• [What you are asked to do]: Leave out the pictures and repeat exactly the lines from the one containing "Extract all readable text from this page." through the final line of the listing below.

• [The records]:
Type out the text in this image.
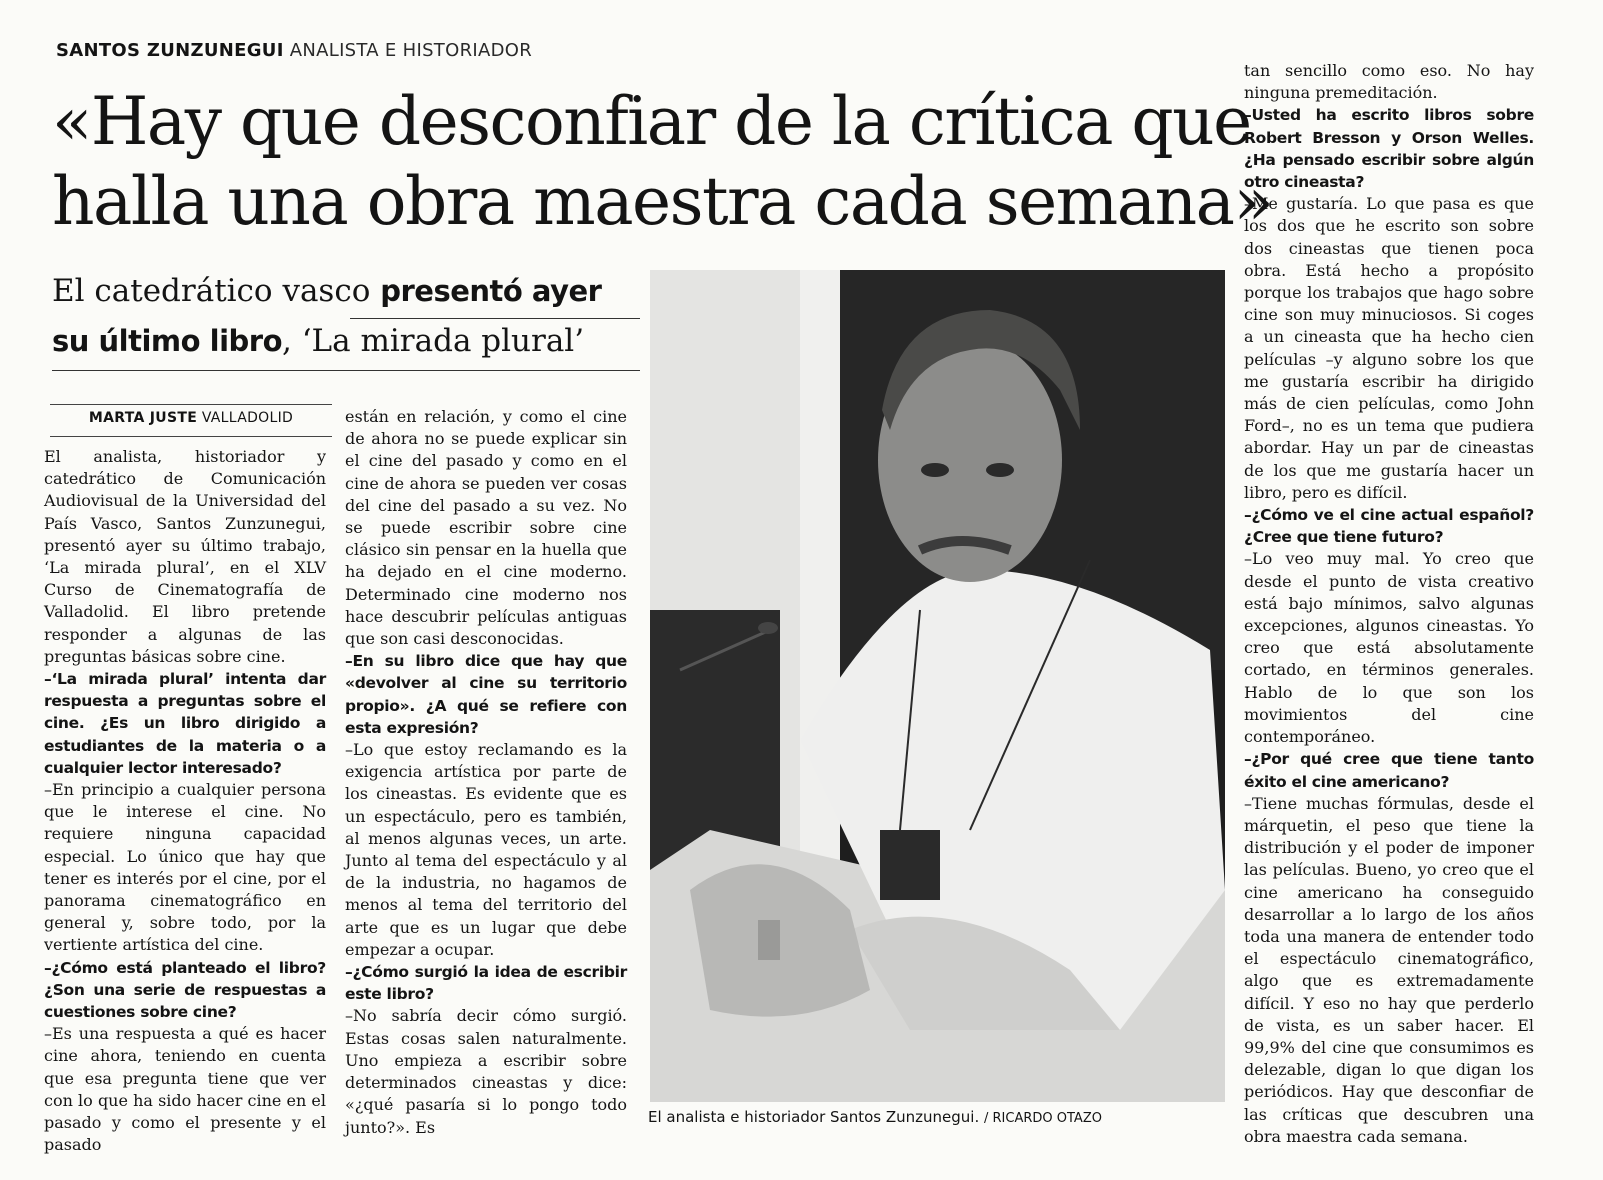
SANTOS ZUNZUNEGUI ANALISTA E HISTORIADOR
«Hay que desconfiar de la crítica que
halla una obra maestra cada semana»
El catedrático vasco presentó ayer
su último libro, ‘La mirada plural’
MARTA JUSTE VALLADOLID

El analista, historiador y catedrático de Comunicación Audiovisual de la Universidad del País Vasco, Santos Zunzunegui, presentó ayer su último trabajo, ‘La mirada plural’, en el XLV Curso de Cinematografía de Valladolid. El libro pretende responder a algunas de las preguntas básicas sobre cine.

–‘La mirada plural’ intenta dar respuesta a preguntas sobre el cine. ¿Es un libro dirigido a estudiantes de la materia o a cualquier lector interesado?

–En principio a cualquier persona que le interese el cine. No requiere ninguna capacidad especial. Lo único que hay que tener es interés por el cine, por el panorama cinematográfico en general y, sobre todo, por la vertiente artística del cine.

–¿Cómo está planteado el libro? ¿Son una serie de respuestas a cuestiones sobre cine?

–Es una respuesta a qué es hacer cine ahora, teniendo en cuenta que esa pregunta tiene que ver con lo que ha sido hacer cine en el pasado y como el presente y el pasado

están en relación, y como el cine de ahora no se puede explicar sin el cine del pasado y como en el cine de ahora se pueden ver cosas del cine del pasado a su vez. No se puede escribir sobre cine clásico sin pensar en la huella que ha dejado en el cine moderno. Determinado cine moderno nos hace descubrir películas antiguas que son casi desconocidas.

–En su libro dice que hay que «devolver al cine su territorio propio». ¿A qué se refiere con esta expresión?

–Lo que estoy reclamando es la exigencia artística por parte de los cineastas. Es evidente que es un espectáculo, pero es también, al menos algunas veces, un arte. Junto al tema del espectáculo y al de la industria, no hagamos de menos al tema del territorio del arte que es un lugar que debe empezar a ocupar.

–¿Cómo surgió la idea de escribir este libro?

–No sabría decir cómo surgió. Estas cosas salen naturalmente. Uno empieza a escribir sobre determinados cineastas y dice: «¿qué pasaría si lo pongo todo junto?». Es

tan sencillo como eso. No hay ninguna premeditación.

–Usted ha escrito libros sobre Robert Bresson y Orson Welles. ¿Ha pensado escribir sobre algún otro cineasta?

–Me gustaría. Lo que pasa es que los dos que he escrito son sobre dos cineastas que tienen poca obra. Está hecho a propósito porque los trabajos que hago sobre cine son muy minuciosos. Si coges a un cineasta que ha hecho cien películas –y alguno sobre los que me gustaría escribir ha dirigido más de cien películas, como John Ford–, no es un tema que pudiera abordar. Hay un par de cineastas de los que me gustaría hacer un libro, pero es difícil.

–¿Cómo ve el cine actual español? ¿Cree que tiene futuro?

–Lo veo muy mal. Yo creo que desde el punto de vista creativo está bajo mínimos, salvo algunas excepciones, algunos cineastas. Yo creo que está absolutamente cortado, en términos generales. Hablo de lo que son los movimientos del cine contemporáneo.

–¿Por qué cree que tiene tanto éxito el cine americano?

–Tiene muchas fórmulas, desde el márquetin, el peso que tiene la distribución y el poder de imponer las películas. Bueno, yo creo que el cine americano ha conseguido desarrollar a lo largo de los años toda una manera de entender todo el espectáculo cinematográfico, algo que es extremadamente difícil. Y eso no hay que perderlo de vista, es un saber hacer. El 99,9% del cine que consumimos es delezable, digan lo que digan los periódicos. Hay que desconfiar de las críticas que descubren una obra maestra cada semana.

El analista e historiador Santos Zunzunegui. / RICARDO OTAZO
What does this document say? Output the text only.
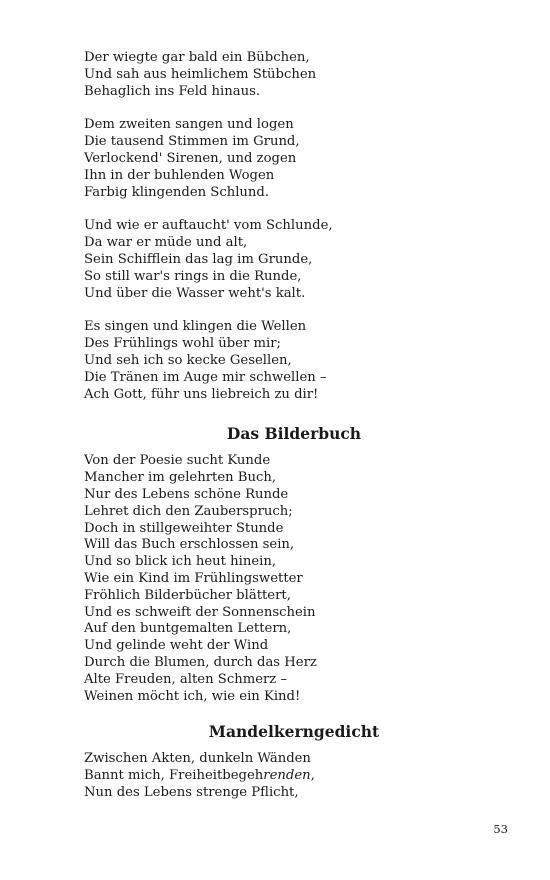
Der wiegte gar bald ein Bübchen,
Und sah aus heimlichem Stübchen
Behaglich ins Feld hinaus.
Dem zweiten sangen und logen
Die tausend Stimmen im Grund,
Verlockend' Sirenen, und zogen
Ihn in der buhlenden Wogen
Farbig klingenden Schlund.
Und wie er auftaucht' vom Schlunde,
Da war er müde und alt,
Sein Schifflein das lag im Grunde,
So still war's rings in die Runde,
Und über die Wasser weht's kalt.
Es singen und klingen die Wellen
Des Frühlings wohl über mir;
Und seh ich so kecke Gesellen,
Die Tränen im Auge mir schwellen –
Ach Gott, führ uns liebreich zu dir!
Das Bilderbuch
Von der Poesie sucht Kunde
Mancher im gelehrten Buch,
Nur des Lebens schöne Runde
Lehret dich den Zauberspruch;
Doch in stillgeweihter Stunde
Will das Buch erschlossen sein,
Und so blick ich heut hinein,
Wie ein Kind im Frühlingswetter
Fröhlich Bilderbücher blättert,
Und es schweift der Sonnenschein
Auf den buntgemalten Lettern,
Und gelinde weht der Wind
Durch die Blumen, durch das Herz
Alte Freuden, alten Schmerz –
Weinen möcht ich, wie ein Kind!
Mandelkerngedicht
Zwischen Akten, dunkeln Wänden
Bannt mich, Freiheitbegehrenden,
Nun des Lebens strenge Pflicht,
53
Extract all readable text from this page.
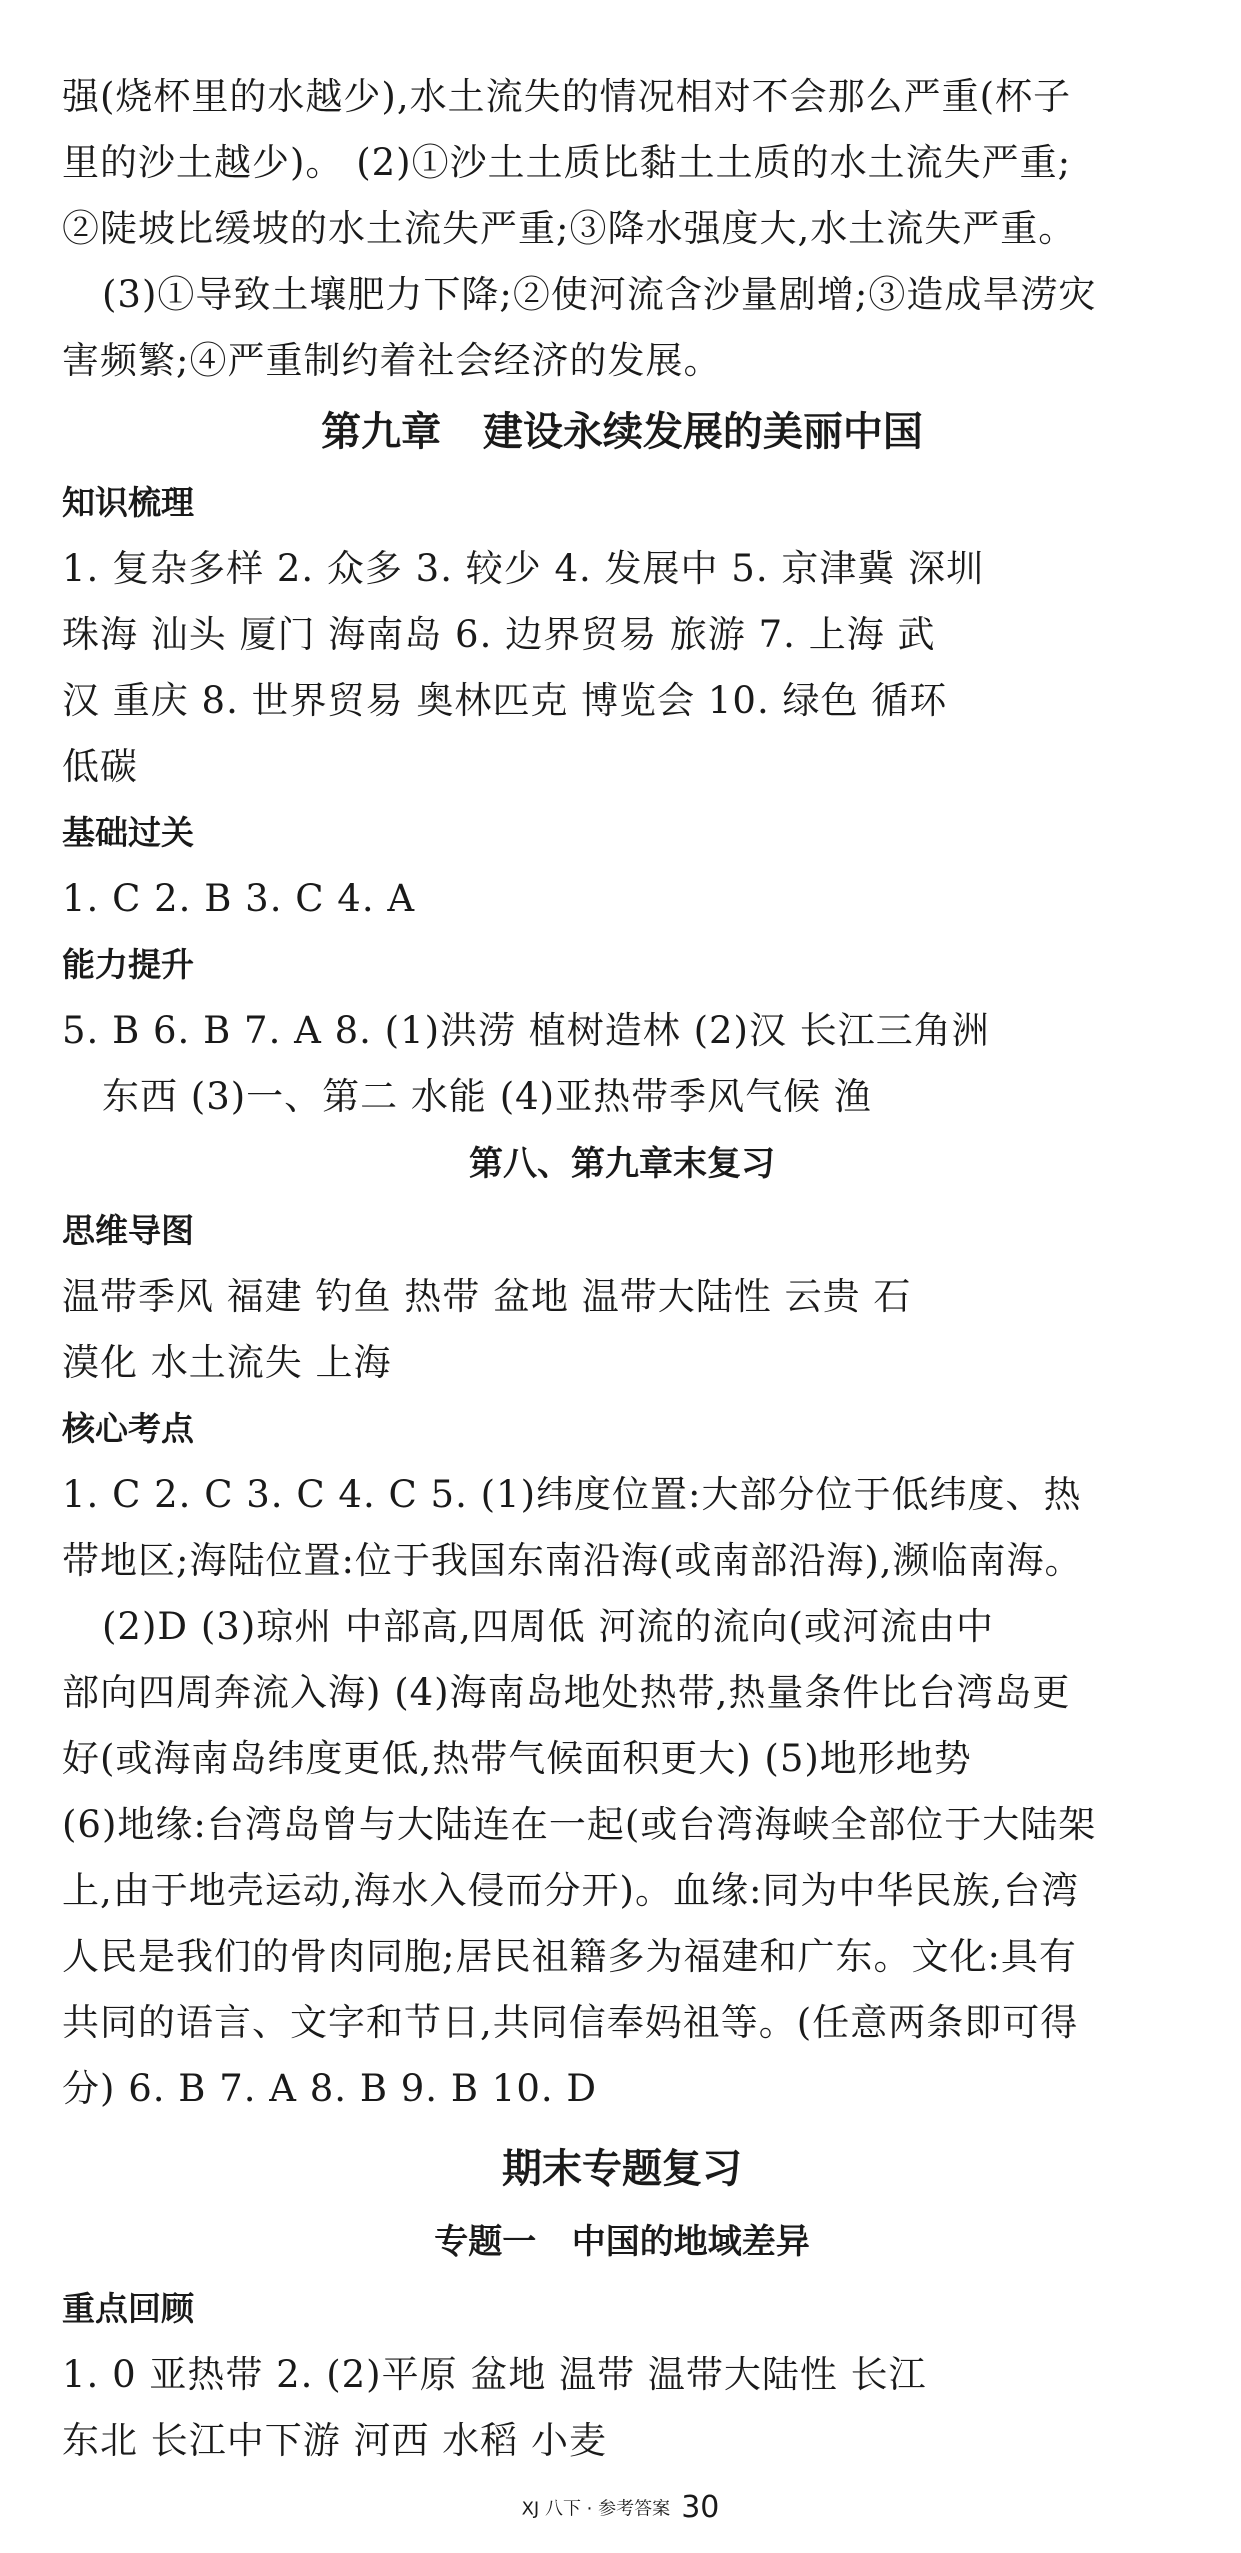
强(烧杯里的水越少),水土流失的情况相对不会那么严重(杯子
里的沙土越少)。 (2)①沙土土质比黏土土质的水土流失严重;
②陡坡比缓坡的水土流失严重;③降水强度大,水土流失严重。
(3)①导致土壤肥力下降;②使河流含沙量剧增;③造成旱涝灾
害频繁;④严重制约着社会经济的发展。
第九章   建设永续发展的美丽中国
知识梳理
1. 复杂多样 2. 众多 3. 较少 4. 发展中 5. 京津冀 深圳
珠海 汕头 厦门 海南岛 6. 边界贸易 旅游 7. 上海 武
汉 重庆 8. 世界贸易 奥林匹克 博览会 10. 绿色 循环
低碳
基础过关
1. C 2. B 3. C 4. A
能力提升
5. B 6. B 7. A 8. (1)洪涝 植树造林 (2)汉 长江三角洲
东西 (3)一、第二 水能 (4)亚热带季风气候 渔
第八、第九章末复习
思维导图
温带季风 福建 钓鱼 热带 盆地 温带大陆性 云贵 石
漠化 水土流失 上海
核心考点
1. C 2. C 3. C 4. C 5. (1)纬度位置:大部分位于低纬度、热
带地区;海陆位置:位于我国东南沿海(或南部沿海),濒临南海。
(2)D (3)琼州 中部高,四周低 河流的流向(或河流由中
部向四周奔流入海) (4)海南岛地处热带,热量条件比台湾岛更
好(或海南岛纬度更低,热带气候面积更大) (5)地形地势
(6)地缘:台湾岛曾与大陆连在一起(或台湾海峡全部位于大陆架
上,由于地壳运动,海水入侵而分开)。血缘:同为中华民族,台湾
人民是我们的骨肉同胞;居民祖籍多为福建和广东。文化:具有
共同的语言、文字和节日,共同信奉妈祖等。(任意两条即可得
分) 6. B 7. A 8. B 9. B 10. D
期末专题复习
专题一   中国的地域差异
重点回顾
1. 0 亚热带 2. (2)平原 盆地 温带 温带大陆性 长江
东北 长江中下游 河西 水稻 小麦
XJ 八下 · 参考答案 30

• [Task output]:
Extract all readable text from this page.
强(烧杯里的水越少),水土流失的情况相对不会那么严重(杯子
里的沙土越少)。 (2)①沙土土质比黏土土质的水土流失严重;
②陡坡比缓坡的水土流失严重;③降水强度大,水土流失严重。
(3)①导致土壤肥力下降;②使河流含沙量剧增;③造成旱涝灾
害频繁;④严重制约着社会经济的发展。
第九章   建设永续发展的美丽中国
知识梳理
1. 复杂多样 2. 众多 3. 较少 4. 发展中 5. 京津冀 深圳
珠海 汕头 厦门 海南岛 6. 边界贸易 旅游 7. 上海 武
汉 重庆 8. 世界贸易 奥林匹克 博览会 10. 绿色 循环
低碳
基础过关
1. C 2. B 3. C 4. A
能力提升
5. B 6. B 7. A 8. (1)洪涝 植树造林 (2)汉 长江三角洲
东西 (3)一、第二 水能 (4)亚热带季风气候 渔
第八、第九章末复习
思维导图
温带季风 福建 钓鱼 热带 盆地 温带大陆性 云贵 石
漠化 水土流失 上海
核心考点
1. C 2. C 3. C 4. C 5. (1)纬度位置:大部分位于低纬度、热
带地区;海陆位置:位于我国东南沿海(或南部沿海),濒临南海。
(2)D (3)琼州 中部高,四周低 河流的流向(或河流由中
部向四周奔流入海) (4)海南岛地处热带,热量条件比台湾岛更
好(或海南岛纬度更低,热带气候面积更大) (5)地形地势
(6)地缘:台湾岛曾与大陆连在一起(或台湾海峡全部位于大陆架
上,由于地壳运动,海水入侵而分开)。血缘:同为中华民族,台湾
人民是我们的骨肉同胞;居民祖籍多为福建和广东。文化:具有
共同的语言、文字和节日,共同信奉妈祖等。(任意两条即可得
分) 6. B 7. A 8. B 9. B 10. D
期末专题复习
专题一   中国的地域差异
重点回顾
1. 0 亚热带 2. (2)平原 盆地 温带 温带大陆性 长江
东北 长江中下游 河西 水稻 小麦
XJ 八下 · 参考答案 30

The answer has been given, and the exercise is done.